▶ Problem to work on
Transcribe the whole listing without a single picture.

▶ Available data
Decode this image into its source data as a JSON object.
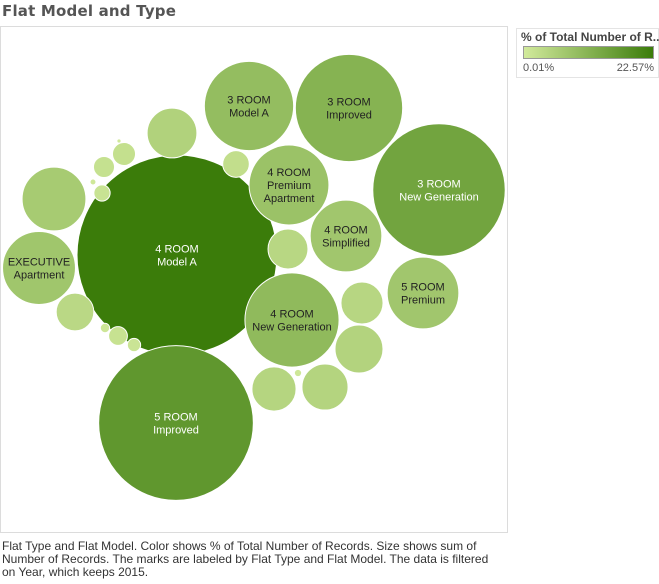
{
  "title": "Flat Model and Type",
  "legend": {
    "title": "% of Total Number of R..",
    "min_label": "0.01%",
    "max_label": "22.57%",
    "color_min": "#d2ea9c",
    "color_max": "#3b7c0a"
  },
  "caption": "Flat Type and Flat Model.  Color shows % of Total Number of Records.  Size shows sum of Number of Records.  The marks are labeled by Flat Type and Flat Model. The data is filtered on Year, which keeps 2015.",
  "chart_data": {
    "type": "packed-bubble",
    "size_measure": "Number of Records",
    "color_measure": "% of Total Number of Records",
    "bubbles": [
      {
        "label": "4 ROOM|Model A",
        "share": 22.57
      },
      {
        "label": "5 ROOM|Improved",
        "share": 13.5
      },
      {
        "label": "3 ROOM|New Generation",
        "share": 9.9
      },
      {
        "label": "3 ROOM|Improved",
        "share": 6.5
      },
      {
        "label": "4 ROOM|New Generation",
        "share": 5.0
      },
      {
        "label": "3 ROOM|Model A",
        "share": 4.5
      },
      {
        "label": "4 ROOM|Premium|Apartment",
        "share": 3.6
      },
      {
        "label": "EXECUTIVE|Apartment",
        "share": 3.0
      },
      {
        "label": "4 ROOM|Simplified",
        "share": 2.9
      },
      {
        "label": "5 ROOM|Premium",
        "share": 2.9
      },
      {
        "label": "",
        "share": 2.3
      },
      {
        "label": "",
        "share": 1.4
      },
      {
        "label": "",
        "share": 1.3
      },
      {
        "label": "",
        "share": 1.2
      },
      {
        "label": "",
        "share": 1.1
      },
      {
        "label": "",
        "share": 1.0
      },
      {
        "label": "",
        "share": 0.9
      },
      {
        "label": "",
        "share": 0.8
      },
      {
        "label": "",
        "share": 0.4
      },
      {
        "label": "",
        "share": 0.3
      },
      {
        "label": "",
        "share": 0.25
      },
      {
        "label": "",
        "share": 0.2
      },
      {
        "label": "",
        "share": 0.15
      },
      {
        "label": "",
        "share": 0.1
      },
      {
        "label": "",
        "share": 0.05
      },
      {
        "label": "",
        "share": 0.03
      },
      {
        "label": "",
        "share": 0.02
      },
      {
        "label": "",
        "share": 0.01
      }
    ]
  }
}
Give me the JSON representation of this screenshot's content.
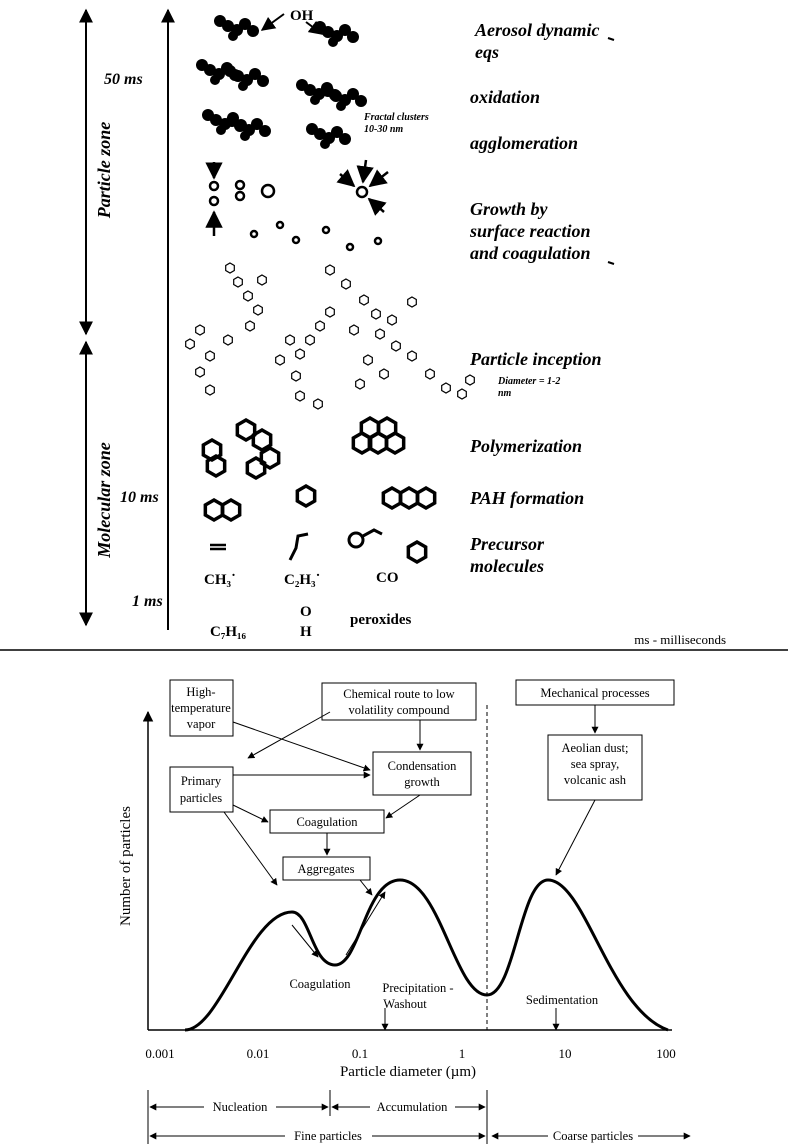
{
  "top": {
    "time_labels": [
      "50 ms",
      "10 ms",
      "1 ms"
    ],
    "zones": [
      "Particle zone",
      "Molecular zone"
    ],
    "oh_label": "OH",
    "fractal_note": [
      "Fractal clusters",
      "10-30 nm"
    ],
    "stages": [
      [
        "Aerosol dynamic",
        "eqs"
      ],
      [
        "oxidation"
      ],
      [
        "agglomeration"
      ],
      [
        "Growth by",
        "surface reaction",
        "and coagulation"
      ],
      [
        "Particle inception"
      ],
      [
        "Polymerization"
      ],
      [
        "PAH formation"
      ],
      [
        "Precursor",
        "molecules"
      ]
    ],
    "inception_note": [
      "Diameter = 1-2",
      "nm"
    ],
    "species": [
      "CH₃˙",
      "C₂H₃˙",
      "CO",
      "C₇H₁₆",
      "O",
      "H",
      "peroxides"
    ],
    "footnote": "ms - milliseconds"
  },
  "bottom": {
    "boxes": [
      [
        "High-",
        "temperature",
        "vapor"
      ],
      [
        "Chemical route to low",
        "volatility compound"
      ],
      [
        "Mechanical processes"
      ],
      [
        "Primary",
        "particles"
      ],
      [
        "Condensation",
        "growth"
      ],
      [
        "Coagulation"
      ],
      [
        "Aggregates"
      ],
      [
        "Aeolian dust;",
        "sea spray,",
        "volcanic ash"
      ]
    ],
    "curve_labels": [
      [
        "Coagulation"
      ],
      [
        "Precipitation -",
        "Washout"
      ],
      [
        "Sedimentation"
      ]
    ],
    "y_axis_label": "Number of particles",
    "x_axis_label": "Particle diameter (µm)",
    "x_ticks": [
      "0.001",
      "0.01",
      "0.1",
      "1",
      "10",
      "100"
    ],
    "ranges": [
      "Nucleation",
      "Accumulation",
      "Fine particles",
      "Coarse particles"
    ]
  }
}
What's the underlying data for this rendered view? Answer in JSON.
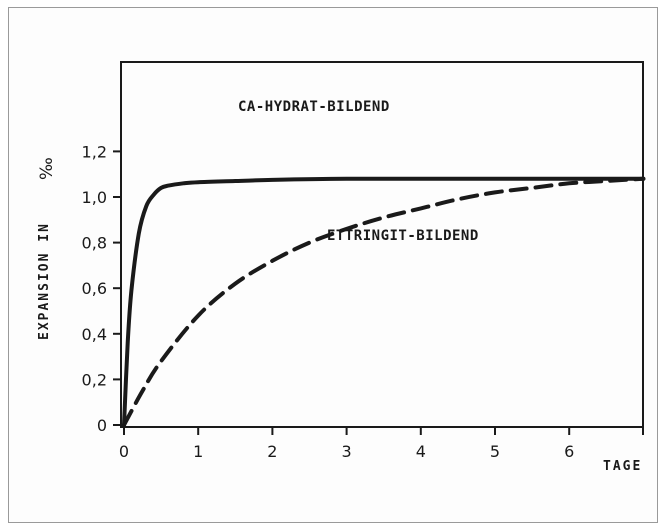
{
  "chart_data": {
    "type": "line",
    "xlabel": "TAGE",
    "ylabel": "EXPANSION IN",
    "ylabel_unit": "‰",
    "xlim": [
      0,
      7
    ],
    "ylim": [
      0,
      1.3
    ],
    "x_ticks": [
      0,
      1,
      2,
      3,
      4,
      5,
      6
    ],
    "x_tick_labels": [
      "0",
      "1",
      "2",
      "3",
      "4",
      "5",
      "6"
    ],
    "y_ticks": [
      0,
      0.2,
      0.4,
      0.6,
      0.8,
      1.0,
      1.2
    ],
    "y_tick_labels": [
      "0",
      "0,2",
      "0,4",
      "0,6",
      "0,8",
      "1,0",
      "1,2"
    ],
    "grid": false,
    "legend": "none",
    "series": [
      {
        "name": "CA-HYDRAT-BILDEND",
        "style": "solid",
        "x": [
          0,
          0.05,
          0.1,
          0.2,
          0.3,
          0.4,
          0.5,
          0.6,
          0.8,
          1.0,
          1.5,
          2.0,
          3.0,
          4.0,
          5.0,
          6.0,
          7.0
        ],
        "y": [
          0,
          0.36,
          0.59,
          0.84,
          0.96,
          1.01,
          1.04,
          1.05,
          1.06,
          1.065,
          1.07,
          1.075,
          1.08,
          1.08,
          1.08,
          1.08,
          1.08
        ]
      },
      {
        "name": "ETTRINGIT-BILDEND",
        "style": "dashed",
        "x": [
          0,
          0.25,
          0.5,
          1.0,
          1.5,
          2.0,
          2.5,
          3.0,
          3.5,
          4.0,
          4.5,
          5.0,
          5.5,
          6.0,
          6.5,
          7.0
        ],
        "y": [
          0,
          0.15,
          0.28,
          0.48,
          0.62,
          0.72,
          0.8,
          0.86,
          0.91,
          0.95,
          0.99,
          1.02,
          1.04,
          1.06,
          1.07,
          1.08
        ]
      }
    ],
    "colors": {
      "line": "#1a1a1a",
      "frame": "#9a9a9a"
    }
  }
}
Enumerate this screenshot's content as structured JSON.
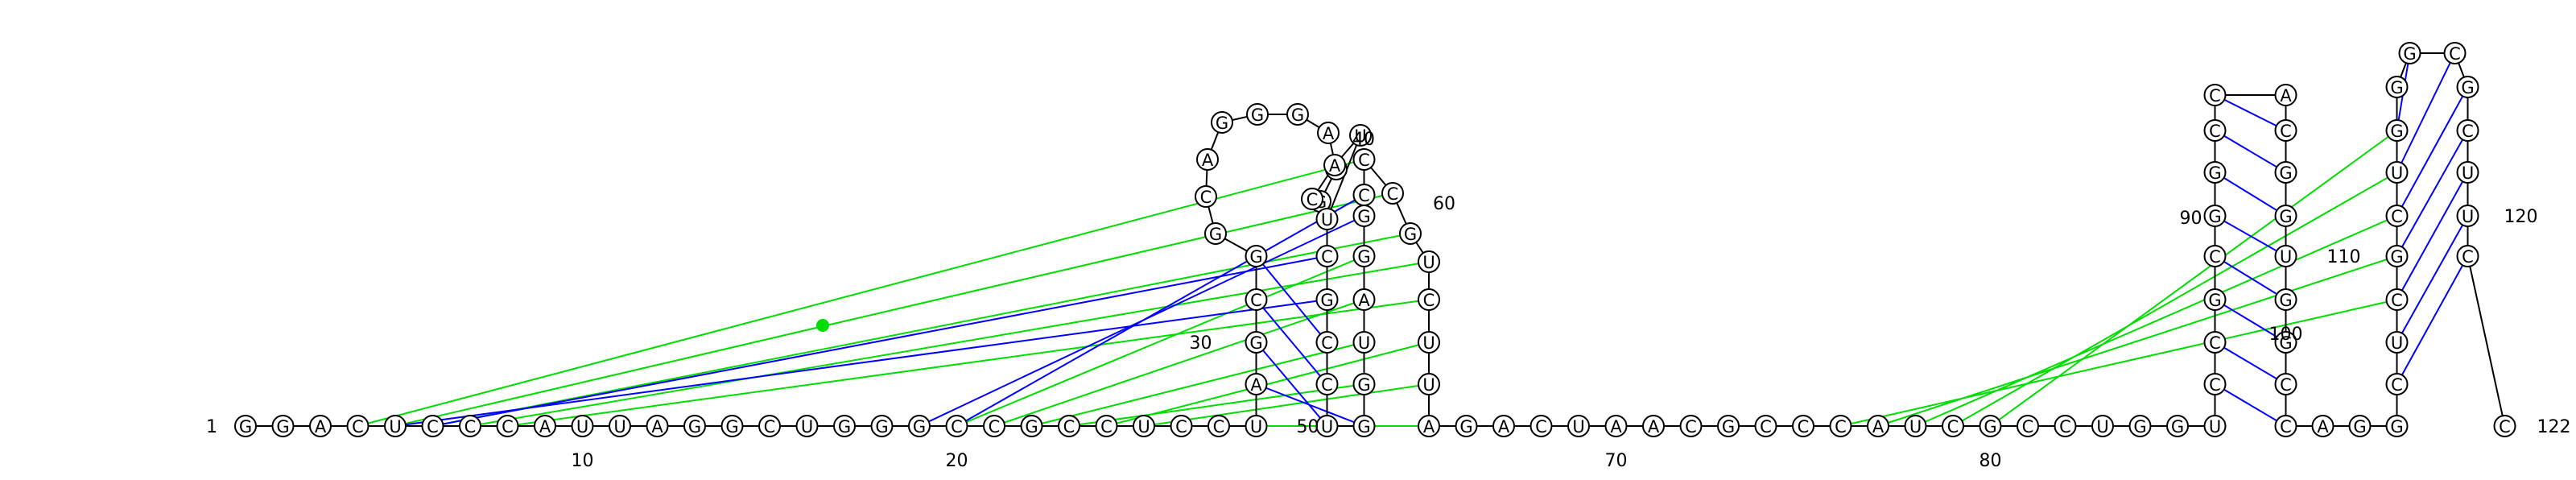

▶ Finished answer
Decode this image into its source data as a JSON object.
{
  "title": "Flat Model and Type",
  "legend": {
    "title": "% of Total Number of R..",
    "min_label": "0.01%",
    "max_label": "22.57%",
    "color_min": "#d2ea9c",
    "color_max": "#3b7c0a"
  },
  "caption": "Flat Type and Flat Model.  Color shows % of Total Number of Records.  Size shows sum of Number of Records.  The marks are labeled by Flat Type and Flat Model. The data is filtered on Year, which keeps 2015.",
  "chart_data": {
    "type": "packed-bubble",
    "size_measure": "Number of Records",
    "color_measure": "% of Total Number of Records",
    "bubbles": [
      {
        "label": "4 ROOM|Model A",
        "share": 22.57
      },
      {
        "label": "5 ROOM|Improved",
        "share": 13.5
      },
      {
        "label": "3 ROOM|New Generation",
        "share": 9.9
      },
      {
        "label": "3 ROOM|Improved",
        "share": 6.5
      },
      {
        "label": "4 ROOM|New Generation",
        "share": 5.0
      },
      {
        "label": "3 ROOM|Model A",
        "share": 4.5
      },
      {
        "label": "4 ROOM|Premium|Apartment",
        "share": 3.6
      },
      {
        "label": "EXECUTIVE|Apartment",
        "share": 3.0
      },
      {
        "label": "4 ROOM|Simplified",
        "share": 2.9
      },
      {
        "label": "5 ROOM|Premium",
        "share": 2.9
      },
      {
        "label": "",
        "share": 2.3
      },
      {
        "label": "",
        "share": 1.4
      },
      {
        "label": "",
        "share": 1.3
      },
      {
        "label": "",
        "share": 1.2
      },
      {
        "label": "",
        "share": 1.1
      },
      {
        "label": "",
        "share": 1.0
      },
      {
        "label": "",
        "share": 0.9
      },
      {
        "label": "",
        "share": 0.8
      },
      {
        "label": "",
        "share": 0.4
      },
      {
        "label": "",
        "share": 0.3
      },
      {
        "label": "",
        "share": 0.25
      },
      {
        "label": "",
        "share": 0.2
      },
      {
        "label": "",
        "share": 0.15
      },
      {
        "label": "",
        "share": 0.1
      },
      {
        "label": "",
        "share": 0.05
      },
      {
        "label": "",
        "share": 0.03
      },
      {
        "label": "",
        "share": 0.02
      },
      {
        "label": "",
        "share": 0.01
      }
    ]
  }
}
Give me the JSON representation of this screenshot's content.
{
  "top": {
    "time_labels": [
      "50 ms",
      "10 ms",
      "1 ms"
    ],
    "zones": [
      "Particle zone",
      "Molecular zone"
    ],
    "oh_label": "OH",
    "fractal_note": [
      "Fractal clusters",
      "10-30 nm"
    ],
    "stages": [
      [
        "Aerosol dynamic",
        "eqs"
      ],
      [
        "oxidation"
      ],
      [
        "agglomeration"
      ],
      [
        "Growth by",
        "surface reaction",
        "and coagulation"
      ],
      [
        "Particle inception"
      ],
      [
        "Polymerization"
      ],
      [
        "PAH formation"
      ],
      [
        "Precursor",
        "molecules"
      ]
    ],
    "inception_note": [
      "Diameter = 1-2",
      "nm"
    ],
    "species": [
      "CH₃˙",
      "C₂H₃˙",
      "CO",
      "C₇H₁₆",
      "O",
      "H",
      "peroxides"
    ],
    "footnote": "ms - milliseconds"
  },
  "bottom": {
    "boxes": [
      [
        "High-",
        "temperature",
        "vapor"
      ],
      [
        "Chemical route to low",
        "volatility compound"
      ],
      [
        "Mechanical processes"
      ],
      [
        "Primary",
        "particles"
      ],
      [
        "Condensation",
        "growth"
      ],
      [
        "Coagulation"
      ],
      [
        "Aggregates"
      ],
      [
        "Aeolian dust;",
        "sea spray,",
        "volcanic ash"
      ]
    ],
    "curve_labels": [
      [
        "Coagulation"
      ],
      [
        "Precipitation -",
        "Washout"
      ],
      [
        "Sedimentation"
      ]
    ],
    "y_axis_label": "Number of particles",
    "x_axis_label": "Particle diameter (µm)",
    "x_ticks": [
      "0.001",
      "0.01",
      "0.1",
      "1",
      "10",
      "100"
    ],
    "ranges": [
      "Nucleation",
      "Accumulation",
      "Fine particles",
      "Coarse particles"
    ]
  }
}
What's the underlying data for this rendered view? Answer in JSON.
{
  "chart_data": {
    "type": "line",
    "xlabel": "TAGE",
    "ylabel": "EXPANSION IN",
    "ylabel_unit": "‰",
    "xlim": [
      0,
      7
    ],
    "ylim": [
      0,
      1.3
    ],
    "x_ticks": [
      0,
      1,
      2,
      3,
      4,
      5,
      6
    ],
    "x_tick_labels": [
      "0",
      "1",
      "2",
      "3",
      "4",
      "5",
      "6"
    ],
    "y_ticks": [
      0,
      0.2,
      0.4,
      0.6,
      0.8,
      1.0,
      1.2
    ],
    "y_tick_labels": [
      "0",
      "0,2",
      "0,4",
      "0,6",
      "0,8",
      "1,0",
      "1,2"
    ],
    "grid": false,
    "legend": "none",
    "series": [
      {
        "name": "CA-HYDRAT-BILDEND",
        "style": "solid",
        "x": [
          0,
          0.05,
          0.1,
          0.2,
          0.3,
          0.4,
          0.5,
          0.6,
          0.8,
          1.0,
          1.5,
          2.0,
          3.0,
          4.0,
          5.0,
          6.0,
          7.0
        ],
        "y": [
          0,
          0.36,
          0.59,
          0.84,
          0.96,
          1.01,
          1.04,
          1.05,
          1.06,
          1.065,
          1.07,
          1.075,
          1.08,
          1.08,
          1.08,
          1.08,
          1.08
        ]
      },
      {
        "name": "ETTRINGIT-BILDEND",
        "style": "dashed",
        "x": [
          0,
          0.25,
          0.5,
          1.0,
          1.5,
          2.0,
          2.5,
          3.0,
          3.5,
          4.0,
          4.5,
          5.0,
          5.5,
          6.0,
          6.5,
          7.0
        ],
        "y": [
          0,
          0.15,
          0.28,
          0.48,
          0.62,
          0.72,
          0.8,
          0.86,
          0.91,
          0.95,
          0.99,
          1.02,
          1.04,
          1.06,
          1.07,
          1.08
        ]
      }
    ],
    "colors": {
      "line": "#1a1a1a",
      "frame": "#9a9a9a"
    }
  }
}
Enumerate this screenshot's content as structured JSON.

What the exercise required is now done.